● **Stated exercise**:
Reproduce the material word for word; the images stay out.
═════ Records shown ═════
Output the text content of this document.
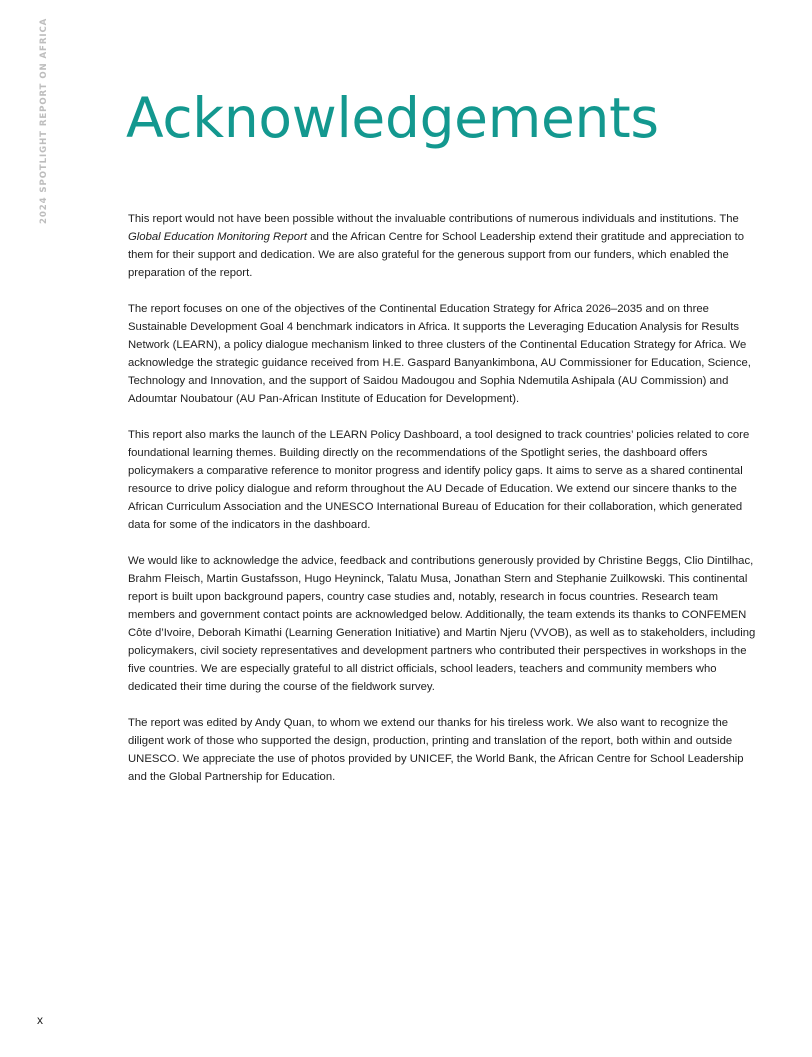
2024 SPOTLIGHT REPORT ON AFRICA Acknowledgements

This report would not have been possible without the invaluable contributions of numerous individuals and institutions. The Global Education Monitoring Report and the African Centre for School Leadership extend their gratitude and appreciation to them for their support and dedication. We are also grateful for the generous support from our funders, which enabled the preparation of the report.

The report focuses on one of the objectives of the Continental Education Strategy for Africa 2026–2035 and on three Sustainable Development Goal 4 benchmark indicators in Africa. It supports the Leveraging Education Analysis for Results Network (LEARN), a policy dialogue mechanism linked to three clusters of the Continental Education Strategy for Africa. We acknowledge the strategic guidance received from H.E. Gaspard Banyankimbona, AU Commissioner for Education, Science, Technology and Innovation, and the support of Saidou Madougou and Sophia Ndemutila Ashipala (AU Commission) and Adoumtar Noubatour (AU Pan-African Institute of Education for Development).

This report also marks the launch of the LEARN Policy Dashboard, a tool designed to track countries’ policies related to core foundational learning themes. Building directly on the recommendations of the Spotlight series, the dashboard offers policymakers a comparative reference to monitor progress and identify policy gaps. It aims to serve as a shared continental resource to drive policy dialogue and reform throughout the AU Decade of Education. We extend our sincere thanks to the African Curriculum Association and the UNESCO International Bureau of Education for their collaboration, which generated data for some of the indicators in the dashboard.

We would like to acknowledge the advice, feedback and contributions generously provided by Christine Beggs, Clio Dintilhac, Brahm Fleisch, Martin Gustafsson, Hugo Heyninck, Talatu Musa, Jonathan Stern and Stephanie Zuilkowski. This continental report is built upon background papers, country case studies and, notably, research in focus countries. Research team members and government contact points are acknowledged below. Additionally, the team extends its thanks to CONFEMEN Côte d’Ivoire, Deborah Kimathi (Learning Generation Initiative) and Martin Njeru (VVOB), as well as to stakeholders, including policymakers, civil society representatives and development partners who contributed their perspectives in workshops in the five countries. We are especially grateful to all district officials, school leaders, teachers and community members who dedicated their time during the course of the fieldwork survey.

The report was edited by Andy Quan, to whom we extend our thanks for his tireless work. We also want to recognize the diligent work of those who supported the design, production, printing and translation of the report, both within and outside UNESCO. We appreciate the use of photos provided by UNICEF, the World Bank, the African Centre for School Leadership and the Global Partnership for Education.

x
═════
● **Written answer**:
Output the text content of this document.
2024 SPOTLIGHT REPORT ON AFRICA Acknowledgements

This report would not have been possible without the invaluable contributions of numerous individuals and institutions. The Global Education Monitoring Report and the African Centre for School Leadership extend their gratitude and appreciation to them for their support and dedication. We are also grateful for the generous support from our funders, which enabled the preparation of the report.

The report focuses on one of the objectives of the Continental Education Strategy for Africa 2026–2035 and on three Sustainable Development Goal 4 benchmark indicators in Africa. It supports the Leveraging Education Analysis for Results Network (LEARN), a policy dialogue mechanism linked to three clusters of the Continental Education Strategy for Africa. We acknowledge the strategic guidance received from H.E. Gaspard Banyankimbona, AU Commissioner for Education, Science, Technology and Innovation, and the support of Saidou Madougou and Sophia Ndemutila Ashipala (AU Commission) and Adoumtar Noubatour (AU Pan-African Institute of Education for Development).

This report also marks the launch of the LEARN Policy Dashboard, a tool designed to track countries’ policies related to core foundational learning themes. Building directly on the recommendations of the Spotlight series, the dashboard offers policymakers a comparative reference to monitor progress and identify policy gaps. It aims to serve as a shared continental resource to drive policy dialogue and reform throughout the AU Decade of Education. We extend our sincere thanks to the African Curriculum Association and the UNESCO International Bureau of Education for their collaboration, which generated data for some of the indicators in the dashboard.

We would like to acknowledge the advice, feedback and contributions generously provided by Christine Beggs, Clio Dintilhac, Brahm Fleisch, Martin Gustafsson, Hugo Heyninck, Talatu Musa, Jonathan Stern and Stephanie Zuilkowski. This continental report is built upon background papers, country case studies and, notably, research in focus countries. Research team members and government contact points are acknowledged below. Additionally, the team extends its thanks to CONFEMEN Côte d’Ivoire, Deborah Kimathi (Learning Generation Initiative) and Martin Njeru (VVOB), as well as to stakeholders, including policymakers, civil society representatives and development partners who contributed their perspectives in workshops in the five countries. We are especially grateful to all district officials, school leaders, teachers and community members who dedicated their time during the course of the fieldwork survey.

The report was edited by Andy Quan, to whom we extend our thanks for his tireless work. We also want to recognize the diligent work of those who supported the design, production, printing and translation of the report, both within and outside UNESCO. We appreciate the use of photos provided by UNICEF, the World Bank, the African Centre for School Leadership and the Global Partnership for Education.

x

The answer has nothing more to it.